- REQUIRED WORK
Write out the entire listing below exactly, with the pictures left out.

Records about charts and figures:
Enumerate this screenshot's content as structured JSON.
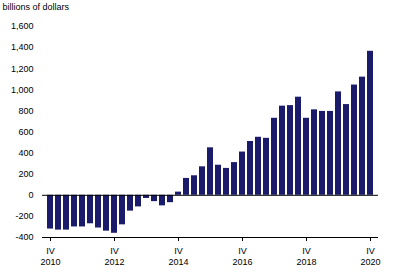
{
  "chart_data": {
    "type": "bar",
    "y_label": "billions of dollars",
    "categories": [
      "IV\n2010",
      null,
      null,
      null,
      null,
      null,
      null,
      null,
      "IV\n2012",
      null,
      null,
      null,
      null,
      null,
      null,
      null,
      "IV\n2014",
      null,
      null,
      null,
      null,
      null,
      null,
      null,
      "IV\n2016",
      null,
      null,
      null,
      null,
      null,
      null,
      null,
      "IV\n2018",
      null,
      null,
      null,
      null,
      null,
      null,
      null,
      "IV\n2020"
    ],
    "values": [
      -320,
      -330,
      -330,
      -300,
      -300,
      -270,
      -310,
      -340,
      -360,
      -280,
      -150,
      -110,
      -30,
      -60,
      -100,
      -70,
      30,
      160,
      185,
      270,
      450,
      285,
      255,
      310,
      410,
      510,
      550,
      540,
      730,
      845,
      850,
      930,
      730,
      810,
      795,
      795,
      980,
      860,
      1045,
      1120,
      1365
    ],
    "color": "#1b1b6b",
    "ylim": [
      -400,
      1600
    ],
    "yticks": [
      -400,
      -200,
      0,
      200,
      400,
      600,
      800,
      {
        "value": 1000,
        "label": "1,000"
      },
      {
        "value": 1200,
        "label": "1,200"
      },
      {
        "value": 1400,
        "label": "1,400"
      },
      {
        "value": 1600,
        "label": "1,600"
      }
    ],
    "grid": false
  }
}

- OUTPUT OF THE EXERCISE
Enumerate this screenshot's content as structured JSON.
{
  "chart_data": {
    "type": "bar",
    "y_label": "billions of dollars",
    "categories": [
      "IV\n2010",
      null,
      null,
      null,
      null,
      null,
      null,
      null,
      "IV\n2012",
      null,
      null,
      null,
      null,
      null,
      null,
      null,
      "IV\n2014",
      null,
      null,
      null,
      null,
      null,
      null,
      null,
      "IV\n2016",
      null,
      null,
      null,
      null,
      null,
      null,
      null,
      "IV\n2018",
      null,
      null,
      null,
      null,
      null,
      null,
      null,
      "IV\n2020"
    ],
    "values": [
      -320,
      -330,
      -330,
      -300,
      -300,
      -270,
      -310,
      -340,
      -360,
      -280,
      -150,
      -110,
      -30,
      -60,
      -100,
      -70,
      30,
      160,
      185,
      270,
      450,
      285,
      255,
      310,
      410,
      510,
      550,
      540,
      730,
      845,
      850,
      930,
      730,
      810,
      795,
      795,
      980,
      860,
      1045,
      1120,
      1365
    ],
    "color": "#1b1b6b",
    "ylim": [
      -400,
      1600
    ],
    "yticks": [
      -400,
      -200,
      0,
      200,
      400,
      600,
      800,
      {
        "value": 1000,
        "label": "1,000"
      },
      {
        "value": 1200,
        "label": "1,200"
      },
      {
        "value": 1400,
        "label": "1,400"
      },
      {
        "value": 1600,
        "label": "1,600"
      }
    ],
    "grid": false
  }
}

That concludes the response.